» What is required: Count the lines in the records below that contain the word "жилищно", and reply with only that number.
○ ○ ○ ○ ○ ○ ○
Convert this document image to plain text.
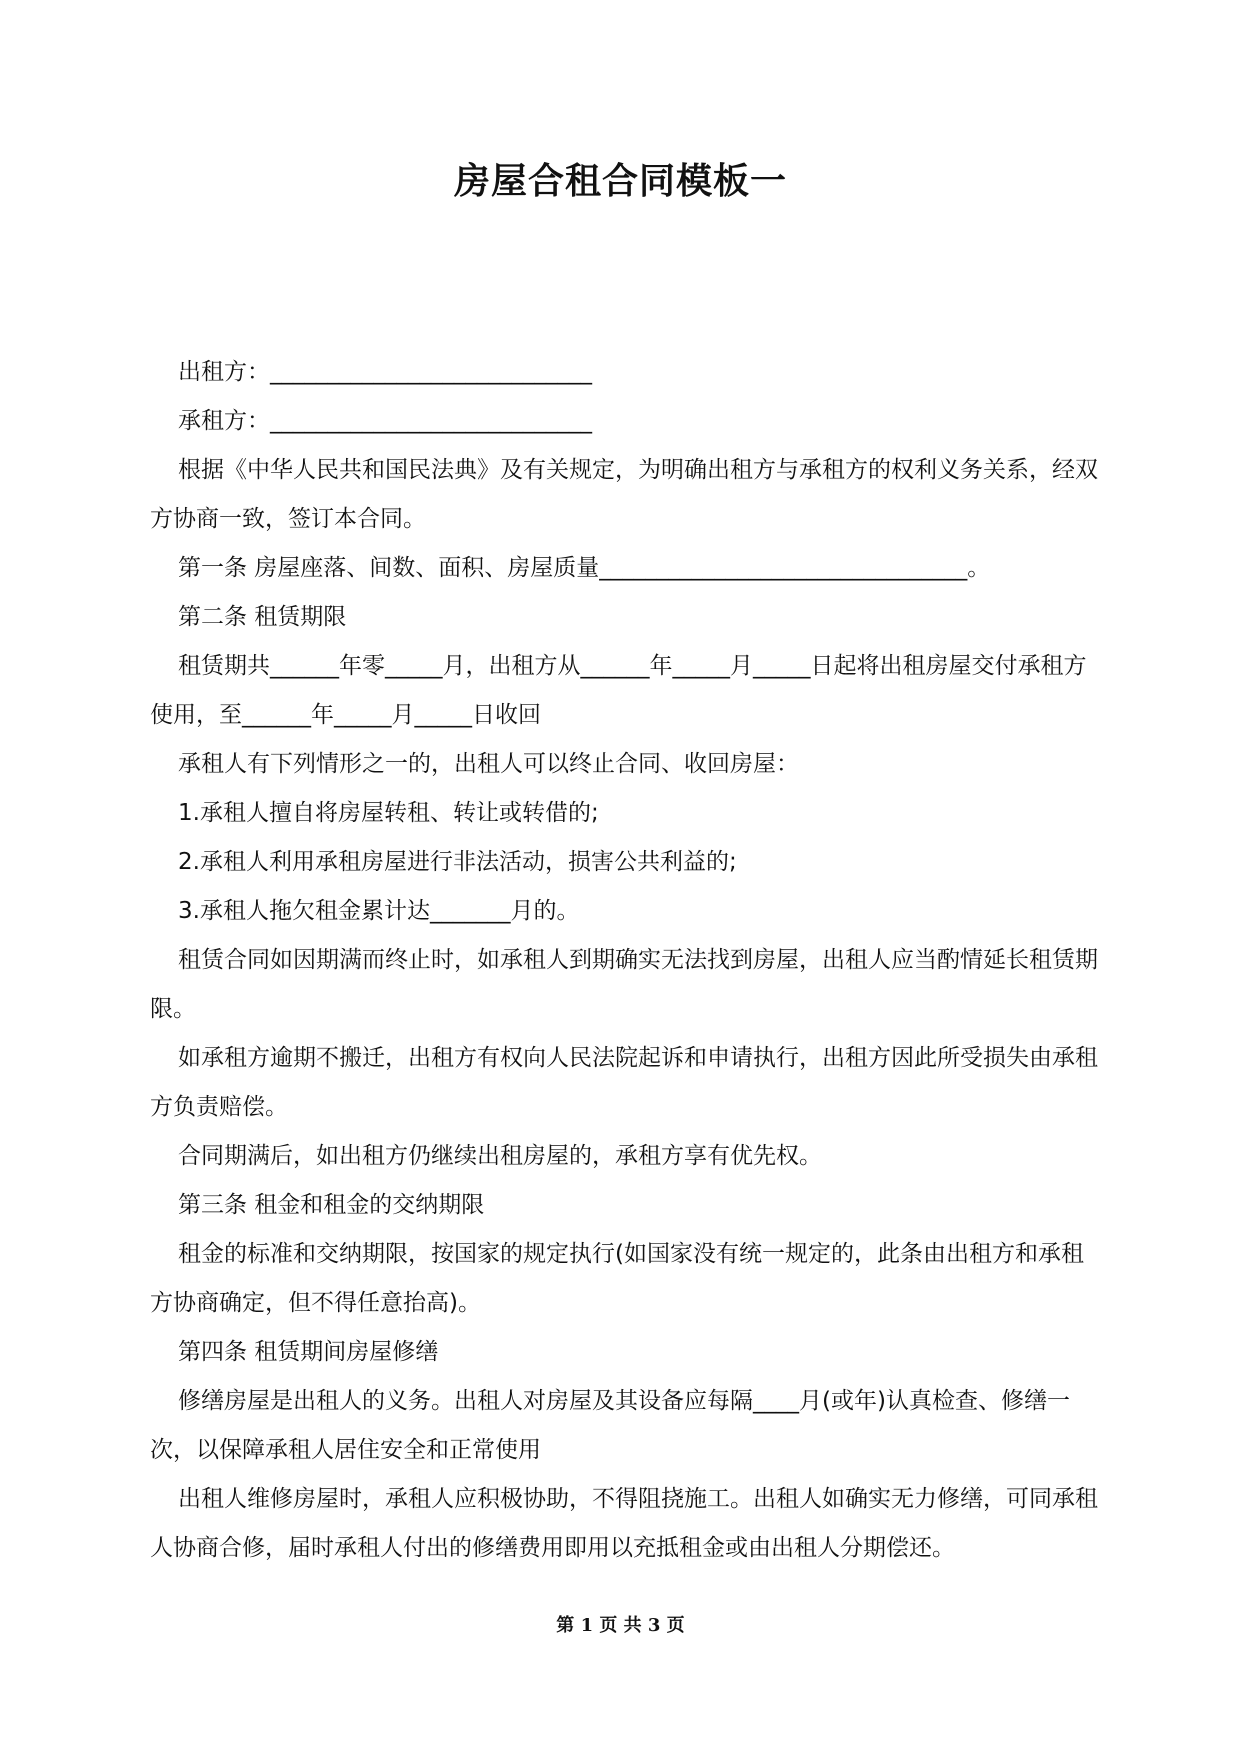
房屋合租合同模板一
出租方：____________________________
承租方：____________________________
根据《中华人民共和国民法典》及有关规定，为明确出租方与承租方的权利义务关系，经双方协商一致，签订本合同。
第一条 房屋座落、间数、面积、房屋质量________________________________。
第二条 租赁期限
租赁期共______年零_____月，出租方从______年_____月_____日起将出租房屋交付承租方使用，至______年_____月_____日收回
承租人有下列情形之一的，出租人可以终止合同、收回房屋：
1.承租人擅自将房屋转租、转让或转借的;
2.承租人利用承租房屋进行非法活动，损害公共利益的;
3.承租人拖欠租金累计达_______月的。
租赁合同如因期满而终止时，如承租人到期确实无法找到房屋，出租人应当酌情延长租赁期限。
如承租方逾期不搬迁，出租方有权向人民法院起诉和申请执行，出租方因此所受损失由承租方负责赔偿。
合同期满后，如出租方仍继续出租房屋的，承租方享有优先权。
第三条 租金和租金的交纳期限
租金的标准和交纳期限，按国家的规定执行(如国家没有统一规定的，此条由出租方和承租方协商确定，但不得任意抬高)。
第四条 租赁期间房屋修缮
修缮房屋是出租人的义务。出租人对房屋及其设备应每隔____月(或年)认真检查、修缮一次，以保障承租人居住安全和正常使用
出租人维修房屋时，承租人应积极协助，不得阻挠施工。出租人如确实无力修缮，可同承租人协商合修，届时承租人付出的修缮费用即用以充抵租金或由出租人分期偿还。
第 1 页 共 3 页
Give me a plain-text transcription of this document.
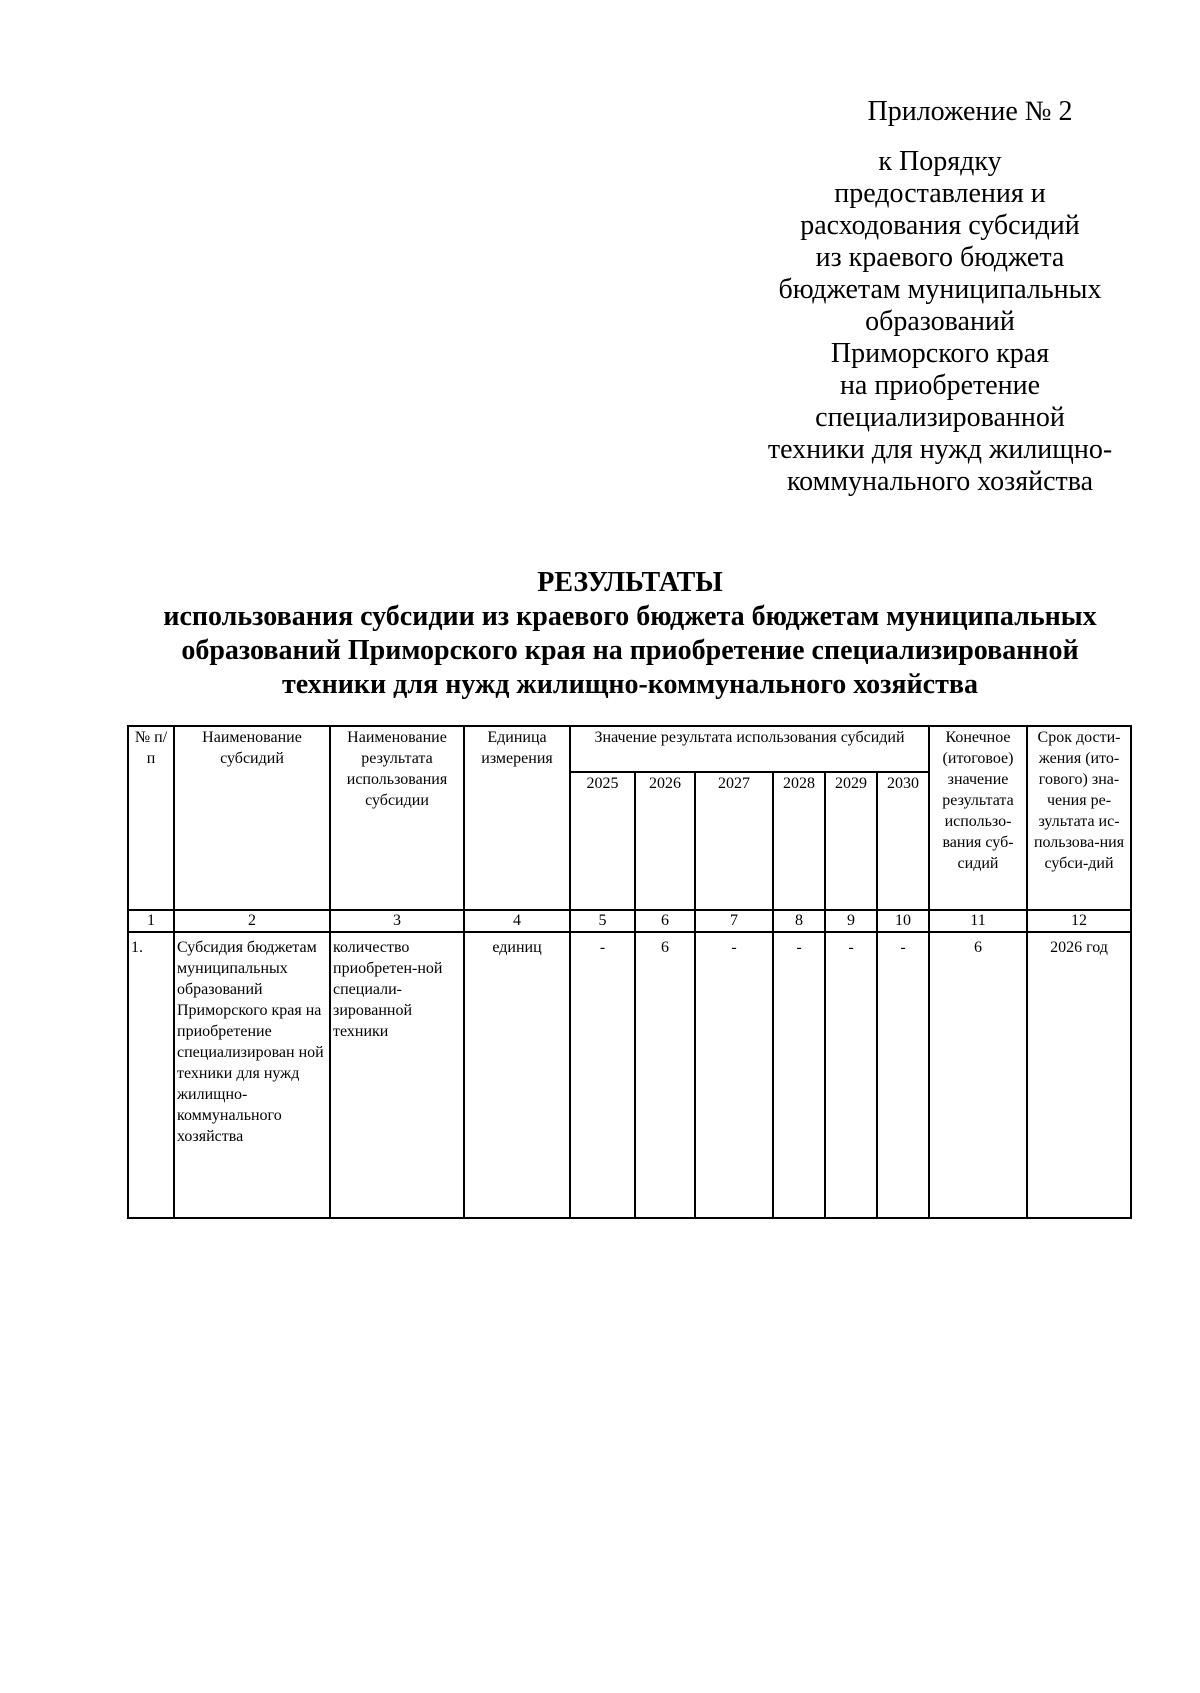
Приложение № 2
к Порядку
предоставления и
расходования субсидий
из краевого бюджета
бюджетам муниципальных
образований
Приморского края
на приобретение
специализированной
техники для нужд жилищно-
коммунального хозяйства
РЕЗУЛЬТАТЫ
использования субсидии из краевого бюджета бюджетам муниципальных
образований Приморского края на приобретение специализированной
техники для нужд жилищно-коммунального хозяйства
№ п/п	Наименование субсидий	Наименование результата использования субсидии	Единица измерения	Значение результата использования субсидий						Конечное (итоговое) значение результата использо-вания суб-сидий	Срок дости-жения (ито-гового) зна-чения ре-зультата ис-пользова-ния субси-дий
				2025	2026	2027	2028	2029	2030		
1	2	3	4	5	6	7	8	9	10	11	12
1.	Субсидия бюджетам муниципальных образований Приморского края на приобретение специализирован ной техники для нужд жилищно-коммунального хозяйства	количество приобретен-ной специали-зированной техники	единиц	-	6	-	-	-	-	6	2026 год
○ ○ ○ ○ ○ ○ ○
» Solution to this exercise: 3